DIRECTIONS:
1 - Which characters in the play does the review of Let's Call Her Patty name?
2 - Pick up the review of Let's Call Her Patty right after its final sentence and carry it forward.

For older females, upper middle-class life, even when coated with a veneer of happiness, creature comforts, and respectability, is not always all it’s cracked up to be. Playwright Zarina Shea’s Let’s Call Her Patty focuses on this milieu via an Upper West Side woman, flanked by her daughter and niece. Margot Bordelon’s direction reflects first the comic, then the tragic aspects of such a life.
Patty (Rhea Perlman) is like many empty nesters who fill their days with spa and gym visits, gossiping with friends, dining with husbands and others, and pampering their pets. She’s nearly always center stage, perpetually talking, and mechanically chopping vegetables for her gourmet-indulged cat. She’s also, apparently culturally but not religiously, Jewish.
Even though Patty and her husband, Hal, whom the audience never meets, live in a high-end, largely yuppified area near Central Park, they long for a dream co-op. Patty shops for food at boutique establishments, takes expensive vacations, and, as a stereotypically Jewish mother, tries to make her daughter’s life work when it doesn't.
Areille Goldman as her daughter Cecile (Arielle Goldman), a sculptor, is convincing as a lost soul, a niece whom Patty and Hal adopted when her mother, Patty’s sister, died. She is considerably younger than their own child Sammy (Leslie Rodriguez Kritzer). Breaking the fourth wall, Sammy often explains Patty to the audience, finishes Patty’s sentences, and corrects her, in a symbiotic banter:
Patty: My makeup’s gonna run. Where’d you get that shirt?
Sammy: You gave me this shirt.
Patty: I did?
Sammy [looking to the audience]: She grew up in Brooklyn.
Patty: Where I basically raised you.
Sammy: Kind of true.
Kritzer’s Sammy is a powerful buffer between Patty’s “together” and “less together” halves, and between Patty and Cecile, who, in her apartment, also addresses the audience, with a melancholic tone and demeanor. Sammy may have her own issues, but she is happily married to another woman, is more settled than Cecile, and more serene overall than Patty.
Patty stacks Cecile’s refrigerator with food and longs to share in her daughter’s artistic accolades. Evasive and self-destructive, Cecile frustrates her mother; she walks out on her sculpture exhibition in Germany and keeps her whereabouts secret. Patty’s “helpful” rent payments enable Cecile’s deep dive into hard drugs rather than an upward career trajectory. It’s only because of Sammy’s gentle but firm insistence that Patty comes to realize that her late mother’s jewels may have been stolen by Cecile and used to purchase drugs.

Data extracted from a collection
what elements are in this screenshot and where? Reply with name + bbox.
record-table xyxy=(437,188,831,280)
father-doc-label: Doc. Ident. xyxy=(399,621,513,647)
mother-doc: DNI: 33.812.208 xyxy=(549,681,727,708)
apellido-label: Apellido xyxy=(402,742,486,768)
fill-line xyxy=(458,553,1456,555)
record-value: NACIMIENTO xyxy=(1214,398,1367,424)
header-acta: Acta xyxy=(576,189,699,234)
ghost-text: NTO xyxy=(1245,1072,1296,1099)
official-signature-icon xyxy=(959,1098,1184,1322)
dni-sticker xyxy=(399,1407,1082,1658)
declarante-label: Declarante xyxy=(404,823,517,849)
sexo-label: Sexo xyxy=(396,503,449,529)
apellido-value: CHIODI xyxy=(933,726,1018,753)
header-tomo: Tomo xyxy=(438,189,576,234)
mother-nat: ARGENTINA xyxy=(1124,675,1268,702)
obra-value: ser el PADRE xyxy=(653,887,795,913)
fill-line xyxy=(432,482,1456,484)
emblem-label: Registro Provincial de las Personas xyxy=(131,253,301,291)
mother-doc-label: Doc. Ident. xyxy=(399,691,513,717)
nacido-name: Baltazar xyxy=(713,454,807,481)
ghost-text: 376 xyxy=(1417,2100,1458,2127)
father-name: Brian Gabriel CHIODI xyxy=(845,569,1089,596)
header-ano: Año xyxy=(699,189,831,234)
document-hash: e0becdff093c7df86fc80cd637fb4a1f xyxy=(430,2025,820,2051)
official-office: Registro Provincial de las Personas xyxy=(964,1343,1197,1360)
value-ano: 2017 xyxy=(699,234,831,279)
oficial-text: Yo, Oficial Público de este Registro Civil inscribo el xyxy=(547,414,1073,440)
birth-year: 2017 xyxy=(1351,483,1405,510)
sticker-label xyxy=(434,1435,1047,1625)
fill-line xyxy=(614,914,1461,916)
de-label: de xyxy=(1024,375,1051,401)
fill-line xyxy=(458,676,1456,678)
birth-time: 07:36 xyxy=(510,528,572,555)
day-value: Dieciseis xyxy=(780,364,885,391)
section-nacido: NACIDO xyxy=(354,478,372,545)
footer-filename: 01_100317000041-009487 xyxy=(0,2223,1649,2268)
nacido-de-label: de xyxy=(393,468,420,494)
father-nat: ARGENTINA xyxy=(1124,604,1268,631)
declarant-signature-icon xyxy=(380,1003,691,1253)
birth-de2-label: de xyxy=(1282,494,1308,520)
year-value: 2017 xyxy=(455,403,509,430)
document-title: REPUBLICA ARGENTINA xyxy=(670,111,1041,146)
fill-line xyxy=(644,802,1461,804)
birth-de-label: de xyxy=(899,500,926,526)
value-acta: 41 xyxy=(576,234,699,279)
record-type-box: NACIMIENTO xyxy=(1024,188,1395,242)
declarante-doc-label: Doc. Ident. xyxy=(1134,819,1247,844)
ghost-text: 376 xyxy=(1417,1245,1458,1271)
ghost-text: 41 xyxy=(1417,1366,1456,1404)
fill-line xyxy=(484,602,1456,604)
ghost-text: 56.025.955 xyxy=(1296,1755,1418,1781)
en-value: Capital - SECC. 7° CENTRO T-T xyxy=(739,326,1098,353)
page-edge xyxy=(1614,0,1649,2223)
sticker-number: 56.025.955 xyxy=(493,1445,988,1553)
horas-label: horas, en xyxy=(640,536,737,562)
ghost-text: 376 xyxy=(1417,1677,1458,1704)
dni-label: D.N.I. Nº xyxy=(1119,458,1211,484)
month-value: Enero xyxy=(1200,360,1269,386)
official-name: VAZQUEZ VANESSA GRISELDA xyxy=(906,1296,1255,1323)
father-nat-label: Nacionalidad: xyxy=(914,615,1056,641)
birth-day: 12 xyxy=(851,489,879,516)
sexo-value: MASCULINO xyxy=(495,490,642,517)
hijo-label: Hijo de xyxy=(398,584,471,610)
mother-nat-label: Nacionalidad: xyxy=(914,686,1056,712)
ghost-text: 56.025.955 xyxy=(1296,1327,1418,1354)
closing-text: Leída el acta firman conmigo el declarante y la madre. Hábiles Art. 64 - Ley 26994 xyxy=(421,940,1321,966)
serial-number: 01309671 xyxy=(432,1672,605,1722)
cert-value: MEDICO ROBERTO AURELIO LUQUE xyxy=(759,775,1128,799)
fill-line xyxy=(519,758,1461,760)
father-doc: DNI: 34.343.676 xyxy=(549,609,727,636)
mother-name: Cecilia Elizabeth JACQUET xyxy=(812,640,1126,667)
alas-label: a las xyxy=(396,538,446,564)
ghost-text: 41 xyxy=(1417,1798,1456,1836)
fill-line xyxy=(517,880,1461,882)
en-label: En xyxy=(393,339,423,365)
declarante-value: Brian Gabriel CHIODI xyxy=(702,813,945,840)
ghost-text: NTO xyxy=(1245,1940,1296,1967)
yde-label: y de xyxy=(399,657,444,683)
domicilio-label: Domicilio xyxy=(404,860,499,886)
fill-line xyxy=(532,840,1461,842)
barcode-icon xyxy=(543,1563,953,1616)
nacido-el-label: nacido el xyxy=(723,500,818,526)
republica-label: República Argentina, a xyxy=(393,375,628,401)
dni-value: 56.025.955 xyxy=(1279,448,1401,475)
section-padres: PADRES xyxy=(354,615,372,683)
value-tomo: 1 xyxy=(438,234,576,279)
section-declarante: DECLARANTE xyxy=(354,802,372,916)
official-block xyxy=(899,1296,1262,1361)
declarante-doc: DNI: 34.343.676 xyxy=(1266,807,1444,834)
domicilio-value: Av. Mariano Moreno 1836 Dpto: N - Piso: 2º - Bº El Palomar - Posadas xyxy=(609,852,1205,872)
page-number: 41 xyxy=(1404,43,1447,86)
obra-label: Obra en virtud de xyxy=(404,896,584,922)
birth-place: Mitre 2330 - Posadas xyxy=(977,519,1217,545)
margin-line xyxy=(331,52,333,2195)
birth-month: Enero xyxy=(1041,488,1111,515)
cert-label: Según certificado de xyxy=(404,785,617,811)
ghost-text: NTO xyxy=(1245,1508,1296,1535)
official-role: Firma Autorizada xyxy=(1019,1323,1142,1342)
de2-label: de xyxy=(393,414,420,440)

ANSWERS TO THE EXERCISE:
1 - Patty, Hal, Cecile, Sammy

2 -
Scratch the surface of Patty’s many quips, and she is funny. She has a set of laws, her “mosaics.” Among them: “A woman over 50 should not wear short shorts—no matter how good her legs are” and “Never pick an orifice in public.”
Patty is also frantic—and eventually her desperation becomes apparent. What has been repressed subtly develops as she interrogates Sammy about her visits with Cecile. One wishes Perlman’s “pot” as Patty would simmer less slowly, and that there were more regularly perceptible changes, but by the play’s end, Patty collapses on the floor in tears.
Bordon has, by means of Patty’s repetitive, nearly obsessive chopping, underscored an anger that belies the contented-matron persona. Oliver Wason’s brief on-again, off-again bursts of lighting signify activities that start and end. The light flashes underscore the patterns, sequences, and routines in Patty’s life, one of which is the way she embroils herself in Cecile’s life. The more she does, the more Cecile’s resentment increases, which leaves Patty in greater agony.
When Patty curls up downstage in a ball, it’s an open question whether she can transcend her guilt to truly help Cecile. With the sudden rush of contrition-ridden tears, Patty finally acknowledges her own reality.
Clearly, Sammy is the real catalyst for Patty’s changes from within, especially when she tells Patty that she can’t fix Cecile’s life, and that Cecile must choose how she lives, even if she chooses poorly. Shea’s point—that adult children must make and live with their own choices—has universal relevance.
Although each of the three women is strong in her own way, neither mother nor daughter is objective enough to recognize her limitations by herself. For all its comic moments, Let’s Call Her Patty is a powerful drama about three women bound by deep love who nevertheless need “space” to carve out individual identities at different points in their life cycles.
Let’s Call Her Patty runs through Aug. 27 at the Claire Tow Theater at Lincoln Center (150 W. 65th St. Evening performances are at 7 p.m. Wednesday through Monday at 7 p.m.; matinees are at 2 p.m. Saturday and Sunday. For more information, email contact the box office at (212) 501-3100 or info@lct.org.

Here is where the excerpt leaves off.